> **GOAL OF THE EXERCISE**: Repeat, exactly and completely, the material that follows. Omit the pictures.

> **DATA FOR PROCESSING**:
────────
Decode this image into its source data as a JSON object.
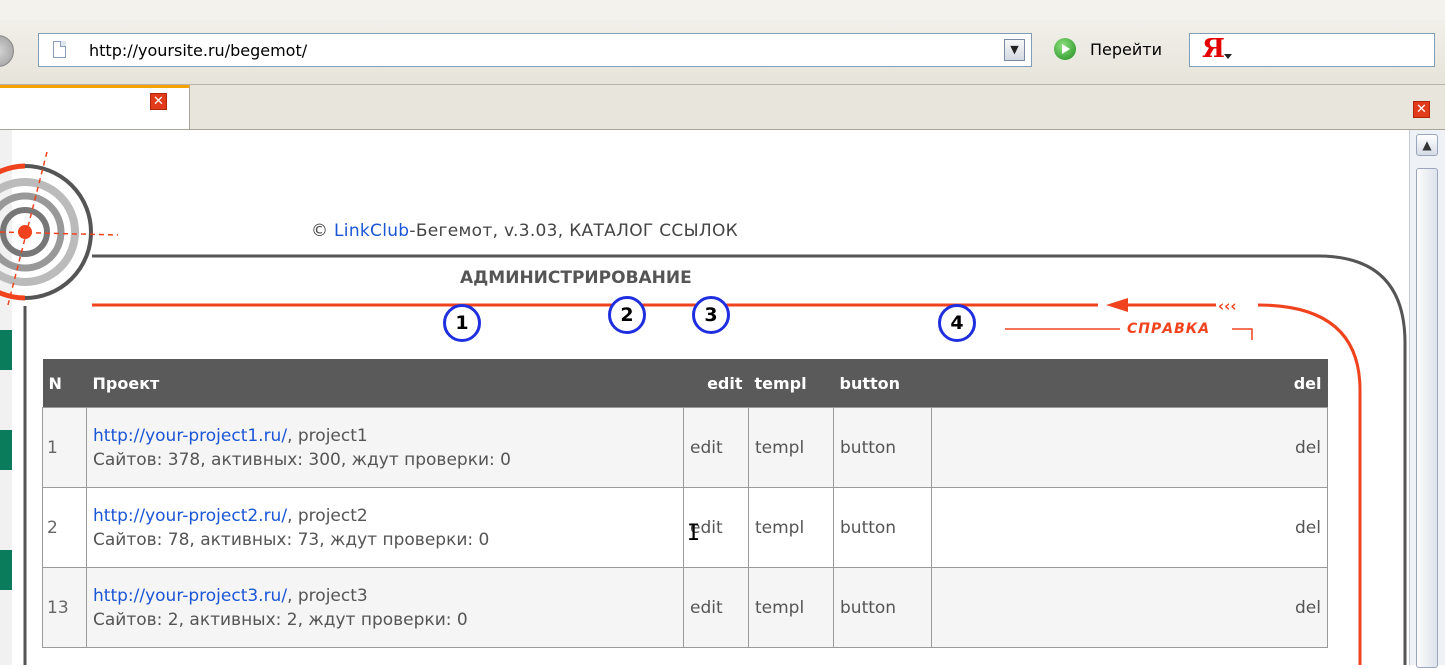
{
  "browser": {
    "address": "http://yoursite.ru/begemot/",
    "go_label": "Перейти",
    "search_logo": "Я",
    "tab_close": "✕",
    "window_close": "✕"
  },
  "page": {
    "copyright_symbol": "©",
    "brand_link": "LinkClub",
    "copyright_rest": "-Бегемот, v.3.03, КАТАЛОГ ССЫЛОК",
    "section_title": "АДМИНИСТРИРОВАНИЕ",
    "help_label": "СПРАВКА"
  },
  "callouts": [
    "1",
    "2",
    "3",
    "4"
  ],
  "table": {
    "headers": {
      "n": "N",
      "project": "Проект",
      "edit": "edit",
      "templ": "templ",
      "button": "button",
      "del": "del"
    },
    "rows": [
      {
        "n": "1",
        "url": "http://your-project1.ru/",
        "name": ", project1",
        "stats": "Сайтов: 378, активных: 300, ждут проверки: 0",
        "edit": "edit",
        "templ": "templ",
        "button": "button",
        "del": "del"
      },
      {
        "n": "2",
        "url": "http://your-project2.ru/",
        "name": ", project2",
        "stats": "Сайтов: 78, активных: 73, ждут проверки: 0",
        "edit": "edit",
        "templ": "templ",
        "button": "button",
        "del": "del"
      },
      {
        "n": "13",
        "url": "http://your-project3.ru/",
        "name": ", project3",
        "stats": "Сайтов: 2, активных: 2, ждут проверки: 0",
        "edit": "edit",
        "templ": "templ",
        "button": "button",
        "del": "del"
      }
    ]
  },
  "colors": {
    "accent_orange": "#f0431d",
    "link_blue": "#1a56d6",
    "callout_blue": "#1f2fe0",
    "header_gray": "#5a5a5a"
  }
}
────────
> **EXPECTED ANSWER**:
Decode this image into its source data as a JSON object.
{
  "browser": {
    "address": "http://yoursite.ru/begemot/",
    "go_label": "Перейти",
    "search_logo": "Я",
    "tab_close": "✕",
    "window_close": "✕"
  },
  "page": {
    "copyright_symbol": "©",
    "brand_link": "LinkClub",
    "copyright_rest": "-Бегемот, v.3.03, КАТАЛОГ ССЫЛОК",
    "section_title": "АДМИНИСТРИРОВАНИЕ",
    "help_label": "СПРАВКА"
  },
  "callouts": [
    "1",
    "2",
    "3",
    "4"
  ],
  "table": {
    "headers": {
      "n": "N",
      "project": "Проект",
      "edit": "edit",
      "templ": "templ",
      "button": "button",
      "del": "del"
    },
    "rows": [
      {
        "n": "1",
        "url": "http://your-project1.ru/",
        "name": ", project1",
        "stats": "Сайтов: 378, активных: 300, ждут проверки: 0",
        "edit": "edit",
        "templ": "templ",
        "button": "button",
        "del": "del"
      },
      {
        "n": "2",
        "url": "http://your-project2.ru/",
        "name": ", project2",
        "stats": "Сайтов: 78, активных: 73, ждут проверки: 0",
        "edit": "edit",
        "templ": "templ",
        "button": "button",
        "del": "del"
      },
      {
        "n": "13",
        "url": "http://your-project3.ru/",
        "name": ", project3",
        "stats": "Сайтов: 2, активных: 2, ждут проверки: 0",
        "edit": "edit",
        "templ": "templ",
        "button": "button",
        "del": "del"
      }
    ]
  },
  "colors": {
    "accent_orange": "#f0431d",
    "link_blue": "#1a56d6",
    "callout_blue": "#1f2fe0",
    "header_gray": "#5a5a5a"
  }
}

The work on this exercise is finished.